(Records from a dataset)
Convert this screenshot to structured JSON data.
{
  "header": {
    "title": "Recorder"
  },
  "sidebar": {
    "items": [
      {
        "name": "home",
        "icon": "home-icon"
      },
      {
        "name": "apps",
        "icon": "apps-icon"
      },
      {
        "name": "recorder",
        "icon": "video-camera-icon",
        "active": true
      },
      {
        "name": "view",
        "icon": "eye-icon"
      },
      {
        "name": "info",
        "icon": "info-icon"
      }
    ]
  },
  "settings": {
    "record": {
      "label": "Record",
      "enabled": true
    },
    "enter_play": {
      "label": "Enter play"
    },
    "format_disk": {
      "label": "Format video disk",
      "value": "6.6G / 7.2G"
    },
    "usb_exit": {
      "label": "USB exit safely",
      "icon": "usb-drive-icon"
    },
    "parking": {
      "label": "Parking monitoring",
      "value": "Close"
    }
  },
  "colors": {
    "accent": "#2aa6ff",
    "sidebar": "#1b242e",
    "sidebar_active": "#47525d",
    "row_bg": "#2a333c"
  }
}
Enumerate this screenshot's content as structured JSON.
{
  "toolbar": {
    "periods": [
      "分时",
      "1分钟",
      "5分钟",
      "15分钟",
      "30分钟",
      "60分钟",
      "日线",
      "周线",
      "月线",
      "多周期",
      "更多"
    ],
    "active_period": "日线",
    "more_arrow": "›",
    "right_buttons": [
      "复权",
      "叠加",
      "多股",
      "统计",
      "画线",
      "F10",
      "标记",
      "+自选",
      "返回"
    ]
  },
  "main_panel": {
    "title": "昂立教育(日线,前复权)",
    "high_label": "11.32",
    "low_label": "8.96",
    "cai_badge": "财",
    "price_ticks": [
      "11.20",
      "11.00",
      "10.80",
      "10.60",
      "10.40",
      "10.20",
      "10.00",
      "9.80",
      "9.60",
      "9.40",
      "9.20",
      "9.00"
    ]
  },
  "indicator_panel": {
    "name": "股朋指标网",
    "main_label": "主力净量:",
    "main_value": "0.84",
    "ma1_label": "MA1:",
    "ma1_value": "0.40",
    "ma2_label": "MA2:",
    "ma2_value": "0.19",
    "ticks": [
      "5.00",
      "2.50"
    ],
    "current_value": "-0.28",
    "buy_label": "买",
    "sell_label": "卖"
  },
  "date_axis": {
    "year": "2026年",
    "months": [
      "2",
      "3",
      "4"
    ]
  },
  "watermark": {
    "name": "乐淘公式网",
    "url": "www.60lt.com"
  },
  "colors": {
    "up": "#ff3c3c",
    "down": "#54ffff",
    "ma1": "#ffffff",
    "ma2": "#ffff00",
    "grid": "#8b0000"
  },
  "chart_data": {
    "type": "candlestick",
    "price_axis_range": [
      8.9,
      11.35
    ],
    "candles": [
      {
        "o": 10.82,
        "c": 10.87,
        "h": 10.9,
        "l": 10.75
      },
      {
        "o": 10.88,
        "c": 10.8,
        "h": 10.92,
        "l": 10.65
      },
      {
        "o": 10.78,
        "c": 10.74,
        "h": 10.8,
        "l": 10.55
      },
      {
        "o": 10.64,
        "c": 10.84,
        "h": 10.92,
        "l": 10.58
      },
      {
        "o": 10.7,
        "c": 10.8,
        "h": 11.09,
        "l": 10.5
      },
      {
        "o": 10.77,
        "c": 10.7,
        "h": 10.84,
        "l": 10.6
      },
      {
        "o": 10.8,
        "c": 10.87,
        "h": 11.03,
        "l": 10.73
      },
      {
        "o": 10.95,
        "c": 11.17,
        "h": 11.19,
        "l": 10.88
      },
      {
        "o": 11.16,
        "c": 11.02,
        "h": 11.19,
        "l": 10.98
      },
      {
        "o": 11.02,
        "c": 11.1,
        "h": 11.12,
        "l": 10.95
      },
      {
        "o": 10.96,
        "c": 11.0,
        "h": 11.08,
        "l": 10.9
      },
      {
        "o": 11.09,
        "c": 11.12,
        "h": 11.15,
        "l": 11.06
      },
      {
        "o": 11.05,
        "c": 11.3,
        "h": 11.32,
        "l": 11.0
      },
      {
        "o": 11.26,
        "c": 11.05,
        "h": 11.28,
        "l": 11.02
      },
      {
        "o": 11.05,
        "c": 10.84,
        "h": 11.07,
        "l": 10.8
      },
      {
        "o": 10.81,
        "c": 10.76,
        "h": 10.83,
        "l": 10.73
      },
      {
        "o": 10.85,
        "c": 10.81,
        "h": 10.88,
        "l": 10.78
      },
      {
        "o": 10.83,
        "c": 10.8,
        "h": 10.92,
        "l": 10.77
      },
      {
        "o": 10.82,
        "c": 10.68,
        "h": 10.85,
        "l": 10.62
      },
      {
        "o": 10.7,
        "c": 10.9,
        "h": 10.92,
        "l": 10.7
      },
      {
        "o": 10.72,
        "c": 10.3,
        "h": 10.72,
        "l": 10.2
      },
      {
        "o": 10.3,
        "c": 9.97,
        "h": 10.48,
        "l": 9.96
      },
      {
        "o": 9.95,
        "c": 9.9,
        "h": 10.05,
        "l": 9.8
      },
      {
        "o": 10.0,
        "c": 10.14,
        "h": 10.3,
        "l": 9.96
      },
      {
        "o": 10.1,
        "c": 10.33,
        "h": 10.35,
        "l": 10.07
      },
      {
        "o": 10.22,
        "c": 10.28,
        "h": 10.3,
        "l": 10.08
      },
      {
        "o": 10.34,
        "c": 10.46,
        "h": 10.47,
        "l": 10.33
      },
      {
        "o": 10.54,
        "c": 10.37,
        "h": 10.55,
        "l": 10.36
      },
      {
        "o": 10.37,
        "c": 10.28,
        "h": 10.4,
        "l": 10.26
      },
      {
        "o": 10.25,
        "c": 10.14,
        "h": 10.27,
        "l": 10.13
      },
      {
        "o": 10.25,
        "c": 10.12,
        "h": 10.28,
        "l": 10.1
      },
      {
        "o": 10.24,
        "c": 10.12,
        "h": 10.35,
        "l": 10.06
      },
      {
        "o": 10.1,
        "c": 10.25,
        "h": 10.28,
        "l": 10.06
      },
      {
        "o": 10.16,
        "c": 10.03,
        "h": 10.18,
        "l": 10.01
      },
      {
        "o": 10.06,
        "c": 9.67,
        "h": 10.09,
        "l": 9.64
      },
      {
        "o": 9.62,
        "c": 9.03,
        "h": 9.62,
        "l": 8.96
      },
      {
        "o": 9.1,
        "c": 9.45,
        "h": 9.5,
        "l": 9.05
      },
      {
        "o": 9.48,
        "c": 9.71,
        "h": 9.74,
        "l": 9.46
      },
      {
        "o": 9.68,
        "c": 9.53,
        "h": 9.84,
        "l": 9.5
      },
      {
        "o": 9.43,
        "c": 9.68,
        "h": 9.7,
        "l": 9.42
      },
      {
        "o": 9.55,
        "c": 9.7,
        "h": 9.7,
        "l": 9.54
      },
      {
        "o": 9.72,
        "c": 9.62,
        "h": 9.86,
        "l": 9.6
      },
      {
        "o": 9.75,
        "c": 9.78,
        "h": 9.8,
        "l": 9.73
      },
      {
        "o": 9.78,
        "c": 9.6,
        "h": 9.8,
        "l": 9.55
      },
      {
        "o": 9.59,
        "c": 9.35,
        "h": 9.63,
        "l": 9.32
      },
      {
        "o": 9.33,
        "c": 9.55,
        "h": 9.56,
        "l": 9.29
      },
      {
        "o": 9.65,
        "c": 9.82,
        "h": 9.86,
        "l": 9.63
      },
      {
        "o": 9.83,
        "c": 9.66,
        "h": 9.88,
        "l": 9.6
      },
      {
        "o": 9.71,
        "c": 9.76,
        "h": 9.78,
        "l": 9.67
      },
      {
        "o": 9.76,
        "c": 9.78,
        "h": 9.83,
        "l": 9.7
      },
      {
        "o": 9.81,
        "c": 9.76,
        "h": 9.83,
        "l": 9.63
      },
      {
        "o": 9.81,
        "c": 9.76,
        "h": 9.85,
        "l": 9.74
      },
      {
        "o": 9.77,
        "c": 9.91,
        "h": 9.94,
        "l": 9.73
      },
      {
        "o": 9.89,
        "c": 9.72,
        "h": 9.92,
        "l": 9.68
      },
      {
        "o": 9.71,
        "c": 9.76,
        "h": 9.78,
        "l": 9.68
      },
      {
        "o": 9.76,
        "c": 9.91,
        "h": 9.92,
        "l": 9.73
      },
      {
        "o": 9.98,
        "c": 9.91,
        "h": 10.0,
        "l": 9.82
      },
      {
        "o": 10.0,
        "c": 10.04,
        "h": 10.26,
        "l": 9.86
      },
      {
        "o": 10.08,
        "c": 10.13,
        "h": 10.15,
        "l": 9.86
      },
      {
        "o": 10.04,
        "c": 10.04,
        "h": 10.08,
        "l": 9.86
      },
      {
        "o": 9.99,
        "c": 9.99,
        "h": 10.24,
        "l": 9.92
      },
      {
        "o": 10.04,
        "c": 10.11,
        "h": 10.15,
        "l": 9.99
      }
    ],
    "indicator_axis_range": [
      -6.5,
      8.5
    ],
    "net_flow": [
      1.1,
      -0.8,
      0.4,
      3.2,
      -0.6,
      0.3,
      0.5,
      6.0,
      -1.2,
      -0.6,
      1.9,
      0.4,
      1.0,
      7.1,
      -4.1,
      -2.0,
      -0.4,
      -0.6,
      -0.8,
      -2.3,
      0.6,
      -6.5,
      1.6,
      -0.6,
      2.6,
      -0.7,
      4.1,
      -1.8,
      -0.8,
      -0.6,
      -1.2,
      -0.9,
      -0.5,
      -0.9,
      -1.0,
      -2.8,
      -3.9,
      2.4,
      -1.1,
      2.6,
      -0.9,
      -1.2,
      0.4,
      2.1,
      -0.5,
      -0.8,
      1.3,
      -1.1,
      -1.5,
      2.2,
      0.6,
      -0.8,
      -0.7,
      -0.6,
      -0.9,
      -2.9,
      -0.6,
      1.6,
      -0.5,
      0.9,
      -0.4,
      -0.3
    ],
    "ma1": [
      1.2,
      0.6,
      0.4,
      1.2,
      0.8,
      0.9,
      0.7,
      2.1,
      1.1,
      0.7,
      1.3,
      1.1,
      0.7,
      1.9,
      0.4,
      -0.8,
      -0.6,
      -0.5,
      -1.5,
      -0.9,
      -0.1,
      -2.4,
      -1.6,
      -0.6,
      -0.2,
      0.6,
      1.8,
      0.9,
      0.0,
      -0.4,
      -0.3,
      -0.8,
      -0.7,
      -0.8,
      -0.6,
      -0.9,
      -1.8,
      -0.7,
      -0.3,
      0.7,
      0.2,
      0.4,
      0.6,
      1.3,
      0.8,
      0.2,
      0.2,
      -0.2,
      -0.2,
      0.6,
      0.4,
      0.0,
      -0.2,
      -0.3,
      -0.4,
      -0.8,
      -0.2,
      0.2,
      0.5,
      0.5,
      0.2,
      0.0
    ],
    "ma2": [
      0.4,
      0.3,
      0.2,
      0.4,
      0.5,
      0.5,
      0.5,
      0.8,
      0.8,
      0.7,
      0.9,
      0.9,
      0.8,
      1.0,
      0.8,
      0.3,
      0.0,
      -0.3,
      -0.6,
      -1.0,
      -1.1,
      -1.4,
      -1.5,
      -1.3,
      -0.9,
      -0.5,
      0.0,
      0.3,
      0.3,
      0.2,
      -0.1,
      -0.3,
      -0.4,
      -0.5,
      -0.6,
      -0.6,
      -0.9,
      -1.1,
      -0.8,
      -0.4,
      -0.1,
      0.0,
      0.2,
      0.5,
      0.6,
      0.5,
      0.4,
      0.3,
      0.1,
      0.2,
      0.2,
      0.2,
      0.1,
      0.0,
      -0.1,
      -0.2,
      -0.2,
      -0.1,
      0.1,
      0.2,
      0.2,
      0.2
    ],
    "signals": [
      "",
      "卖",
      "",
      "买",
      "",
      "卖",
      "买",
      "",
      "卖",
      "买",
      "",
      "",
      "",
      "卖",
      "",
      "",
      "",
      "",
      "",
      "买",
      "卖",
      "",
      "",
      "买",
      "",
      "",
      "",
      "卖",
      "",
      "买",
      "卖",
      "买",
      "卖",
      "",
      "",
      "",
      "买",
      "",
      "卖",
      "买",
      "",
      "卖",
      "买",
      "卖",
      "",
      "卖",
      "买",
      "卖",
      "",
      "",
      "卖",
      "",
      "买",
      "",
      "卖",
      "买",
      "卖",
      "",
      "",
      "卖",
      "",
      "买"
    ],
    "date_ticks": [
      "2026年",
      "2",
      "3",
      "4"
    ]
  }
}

**EXERCISE GOAL:** Report the number of lines holding the string "screenshot", without any other words.

**FULL RESPONSE:** 2